▸ **課題**
下にある自己肯定感と勉強についての文章のうち、「成績の良い生徒にありがちなの」を含む語句で始まり「への信頼度は変わってきます。」で終わる部分を、一字一句そのまま書き写してもらえますか？

さて、ものごとを進めていく原動力。それはやる気です。そのやる気を起こしてくれる一つに、自己肯定感があります。簡単に言うと『自分はできる。』という気持ちです。この気持ちを養うには成功体験と称賛が必要です。
問題ができた(解けた)という喜び、それが成功体験ですね。でもできたことが喜びにならない場合もあります。それはこんな簡単なものができて当たり前。という気持ちが本人にある場合です。
成績の良い生徒にありがちなのですが、難問を解けなければダメだ。と思っている節があり、成績はあくまで100点(もしくはそれに限りなく近い点)にしか価値がない。と思っている生徒。価値観については個人の物差しなので、それで良いのかもしれませんが、ただ弊害として学習に対する考え方が偏る場合があります。それは『簡単な問題や基本問題を軽視する傾向を持つ』というものです。元来地頭が良い子に多いのですが、理解が早いために基本問題を軽視したり、練習不足になることがあります。わかることとできることは違います。また練習はミスを減らすことに繋がります。

一流のアスリートほど基本の反復練習に時間を割いています。そこに上達の道があるからです。
できて当たり前の気持ちがある生徒は喜びません。そしてできないことを責めます。勉強すること=100点を取ることという縛りを設けてしまいます。もしかしたらそういう環境下で小さな頃から育てられたのかもしれません。
拗らせると自己卑下や自己否定になります。自分はできない。
平均よりできている場合でもそう思い込んでしまいます。基礎練習に時間を割かないことで、ミスが出る場合があります。そうなると尚更、自分はこんな簡単な問題もできない。と自分を責めることもあります。

物事の成功には自信が大きく影響します。
自信とは自分は大丈夫だ、できるんだ、超えられるんだ。という気持ちです。
それを育むのは日頃の行いの結果をどう捉えて、成功体験としていくか。です。
失敗をしない人はいません。勉強なら、できない問題がない人もいません。でもその失敗やできないことを乗り越える壁として、前向きに捉えるか、自分はダメなんだと自責の念として蓄積するかでは、自分への信頼度は変わってきます。

僕らは生まれた時何一つ自分ではできません。親の手助けがなければ、食べることすらできませんでした。勉強において、できなくて当たり前なんです。知らない知識は、知らないのが当たり前。聞いたことのないことを知ってる人なんていないでしょ?
勉強を経て出来るようになった僕らが、始めて挑戦してる子どもたちに上から目線で「こんなこともできないの?」なんてどんだけ傲慢なんでしょうか?たまに勘違いした先生を違う塾などで見かけますが…。その子と同じ学年の時、そんなに簡単にできたのか?できたとしても人にはそれぞれ個性と習得のために必要なスピードの差異がある。大人になって先生になって「そんなこともわかんないの?」と僕が言ってやりたくなります。

毎月横道に逸れてしまいますね。ちと熱くなってしまいました。

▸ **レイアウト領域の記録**
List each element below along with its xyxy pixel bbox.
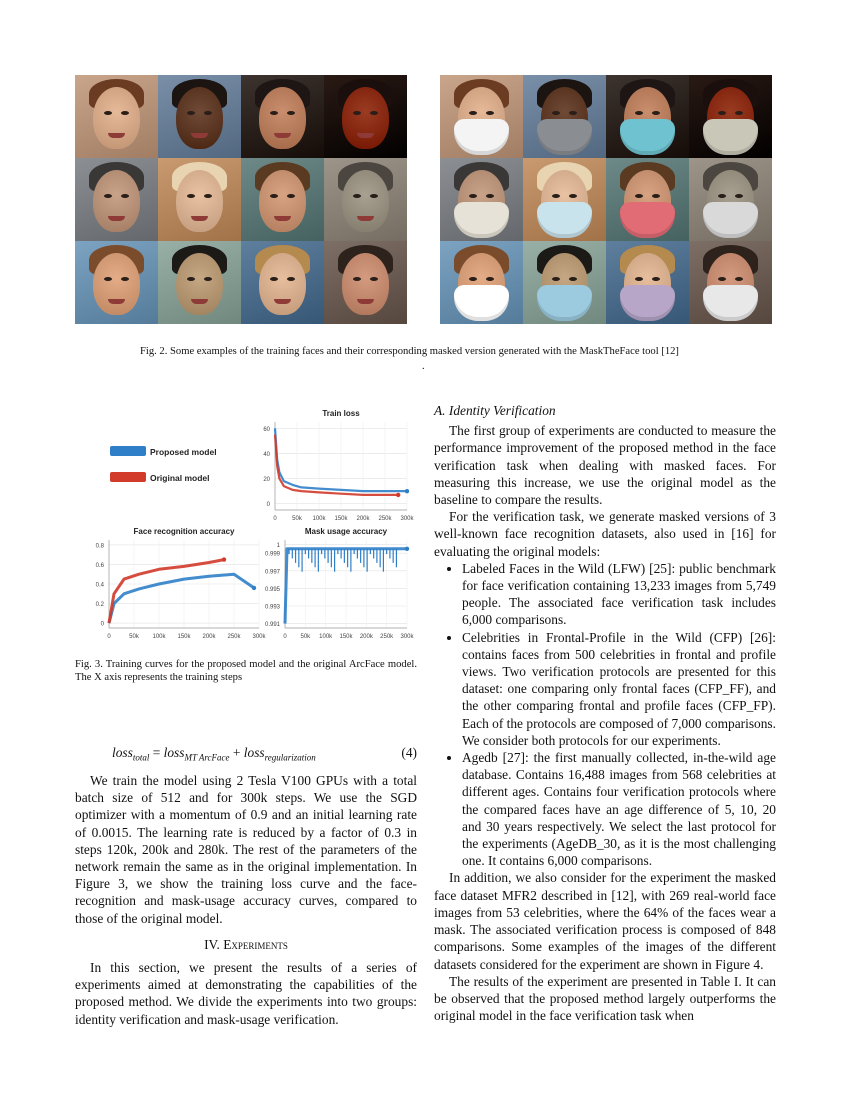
chart-title: Mask usage accuracy (304, 527, 388, 536)
original-faces-grid (75, 75, 407, 324)
series-end-point (396, 493, 400, 497)
identity-verification-paragraph-2: For the verification task, we generate masked versions of 3 well-known face recognition datasets, also used in [16] for evaluating the original models: (434, 509, 776, 559)
y-tick-label: 0.997 (264, 569, 280, 576)
face-recognition-accuracy-chart (96, 527, 267, 640)
training-paragraph: We train the model using 2 Tesla V100 GPUs with a total batch size of 512 and for 300k steps. We use the SGD optimizer with a momentum of 0.9 and an initial learning rate of 0.0015. The learning rate is reduced by a factor of 0.3 in steps 120k, 200k and 280k. The rest of the parameters of the network remain the same as in the original implementation. In Figure 3, we show the training loss curve and the face-recognition and mask-usage accuracy curves, compared to those of the original model. (75, 773, 417, 926)
list-item: • Agedb [27]: the first manually collected, in-the-wild age database. Contains 16,488 images from 568 celebrities at different ages. Contains four verification protocols where the compared faces have an age difference of 5, 10, 20 and 30 years respectively. We select the last protocol for the experiments (AgeDB_30, as it is the most challenging one. It contains 6,000 comparisons. (462, 749, 776, 869)
x-tick-label: 0 (107, 634, 111, 640)
masked-face-image (606, 158, 689, 241)
face-image (324, 241, 407, 324)
x-tick-label: 300k (400, 634, 414, 640)
x-tick-label: 300k (252, 634, 266, 640)
masked-face-image (440, 241, 523, 324)
masked-face-image (689, 241, 772, 324)
y-tick-label: 0.995 (264, 586, 280, 593)
y-tick-label: 0.6 (95, 562, 104, 569)
identity-verification-paragraph-1: The first group of experiments are conducted to measure the performance improvement of the proposed method in the face verification task when dealing with masked faces. For measuring this increase, we use the original model as the baseline to compare the results. (434, 423, 776, 508)
legend-proposed-label: Proposed model (150, 447, 217, 457)
dataset-list (434, 560, 776, 870)
x-tick-label: 200k (359, 634, 373, 640)
x-tick-label: 250k (227, 634, 241, 640)
x-tick-label: 200k (356, 516, 370, 522)
chart-title: Train loss (322, 409, 360, 418)
x-tick-label: 150k (334, 516, 348, 522)
face-image (158, 241, 241, 324)
masked-face-image (523, 241, 606, 324)
series-end-point (252, 586, 256, 590)
masked-face-image (606, 241, 689, 324)
y-tick-label: 1 (276, 542, 280, 549)
series-line-original (109, 560, 224, 624)
figure-3-charts (72, 395, 417, 645)
x-tick-label: 0 (283, 634, 287, 640)
legend-original-label: Original model (150, 473, 210, 483)
masked-face-image (606, 75, 689, 158)
y-tick-label: 40 (263, 451, 270, 458)
x-tick-label: 50k (129, 634, 139, 640)
masked-face-image (689, 75, 772, 158)
series-end-point (405, 547, 409, 551)
face-image (241, 158, 324, 241)
left-column (75, 772, 417, 1028)
mask-usage-accuracy-chart (265, 527, 415, 640)
y-tick-label: 60 (263, 426, 270, 433)
x-tick-label: 50k (292, 516, 302, 522)
figure-3-caption: Fig. 3. Training curves for the proposed model and the original ArcFace model. The X axis represents the training steps (75, 659, 417, 683)
x-tick-label: 150k (177, 634, 191, 640)
masked-face-image (440, 75, 523, 158)
series-end-point (222, 557, 226, 561)
y-tick-label: 20 (263, 477, 270, 484)
x-tick-label: 300k (400, 516, 414, 522)
masked-face-image (523, 158, 606, 241)
masked-face-image (440, 158, 523, 241)
series-end-point (405, 489, 409, 493)
face-image (324, 158, 407, 241)
x-tick-label: 250k (380, 634, 394, 640)
y-tick-label: 0 (266, 502, 270, 509)
legend-proposed-swatch (110, 446, 146, 456)
chart-title: Face recognition accuracy (133, 527, 235, 536)
legend-original-swatch (110, 472, 146, 482)
face-image (241, 241, 324, 324)
figure-2-dot: . (422, 361, 425, 372)
equation-4: loss$_{total}$ = loss$_{MT ArcFace}$ + loss$_{regularization}$ (4) (112, 745, 417, 763)
y-tick-label: 0 (100, 621, 104, 628)
x-tick-label: 150k (339, 634, 353, 640)
x-tick-label: 0 (273, 516, 277, 522)
face-image (158, 158, 241, 241)
figure-2-caption: Fig. 2. Some examples of the training faces and their corresponding masked version generated with the MaskTheFace tool [12] (140, 346, 679, 357)
results-paragraph: The results of the experiment are presented in Table I. It can be observed that the proposed method largely outperforms the original model in the face verification task when (434, 973, 776, 1024)
face-image (241, 75, 324, 158)
masked-faces-grid (440, 75, 772, 324)
x-tick-label: 100k (312, 516, 326, 522)
face-image (75, 75, 158, 158)
face-image (75, 158, 158, 241)
list-item: • Labeled Faces in the Wild (LFW) [25]: public benchmark for face verification containing 13,233 images from 5,749 people. The associated face verification task includes 6,000 comparisons. (462, 560, 776, 629)
y-tick-label: 0.999 (264, 551, 280, 558)
masked-face-image (689, 158, 772, 241)
x-tick-label: 250k (378, 516, 392, 522)
masked-face-image (523, 75, 606, 158)
x-tick-label: 100k (152, 634, 166, 640)
x-tick-label: 50k (300, 634, 311, 640)
x-tick-label: 200k (202, 634, 216, 640)
face-image (324, 75, 407, 158)
y-tick-label: 0.993 (264, 604, 280, 611)
list-item: • Celebrities in Frontal-Profile in the Wild (CFP) [26]: contains faces from 500 celebrities in frontal and profile views. Two verification protocols are presented for this dataset: one comparing only frontal faces (CFP_FF), and the other comparing frontal and profile faces (CFP_FP). Each of the protocols are composed of 7,000 comparisons. We consider both protocols for our experiments. (462, 629, 776, 749)
face-image (75, 241, 158, 324)
equation-number: (4) (401, 745, 417, 760)
y-tick-label: 0.4 (95, 582, 104, 589)
train-loss-chart (263, 409, 414, 522)
x-tick-label: 100k (319, 634, 333, 640)
experiments-intro-paragraph: In this section, we present the results of a series of experiments aimed at demonstrating the capabilities of the proposed method. We divide the experiments into two groups: identity verification and mask-usage verification. (75, 960, 417, 1027)
mfr2-paragraph: In addition, we also consider for the experiment the masked face dataset MFR2 described in [12], with 269 real-world face images from 53 celebrities, where the 64% of the faces wear a mask. The associated verification process is composed of 848 comparisons. Some examples of the images of the different datasets considered for the experiment are shown in Figure 4. (434, 870, 776, 972)
right-column (434, 402, 776, 1024)
y-tick-label: 0.2 (95, 602, 104, 609)
face-image (158, 75, 241, 158)
series-line-proposed (109, 574, 254, 623)
y-tick-label: 0.8 (95, 543, 104, 550)
y-tick-label: 0.991 (264, 622, 280, 629)
subsection-heading: A. Identity Verification (434, 403, 556, 418)
section-heading: IV. Experiments (204, 936, 288, 952)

▸ **解答全文**
成績の良い生徒にありがちなのですが、難問を解けなければダメだ。と思っている節があり、成績はあくまで100点(もしくはそれに限りなく近い点)にしか価値がない。と思っている生徒。価値観については個人の物差しなので、それで良いのかもしれませんが、ただ弊害として学習に対する考え方が偏る場合があります。それは『簡単な問題や基本問題を軽視する傾向を持つ』というものです。元来地頭が良い子に多いのですが、理解が早いために基本問題を軽視したり、練習不足になることがあります。わかることとできることは違います。また練習はミスを減らすことに繋がります。

一流のアスリートほど基本の反復練習に時間を割いています。そこに上達の道があるからです。
できて当たり前の気持ちがある生徒は喜びません。そしてできないことを責めます。勉強すること=100点を取ることという縛りを設けてしまいます。もしかしたらそういう環境下で小さな頃から育てられたのかもしれません。
拗らせると自己卑下や自己否定になります。自分はできない。
平均よりできている場合でもそう思い込んでしまいます。基礎練習に時間を割かないことで、ミスが出る場合があります。そうなると尚更、自分はこんな簡単な問題もできない。と自分を責めることもあります。

物事の成功には自信が大きく影響します。
自信とは自分は大丈夫だ、できるんだ、超えられるんだ。という気持ちです。
それを育むのは日頃の行いの結果をどう捉えて、成功体験としていくか。です。
失敗をしない人はいません。勉強なら、できない問題がない人もいません。でもその失敗やできないことを乗り越える壁として、前向きに捉えるか、自分はダメなんだと自責の念として蓄積するかでは、自分への信頼度は変わってきます。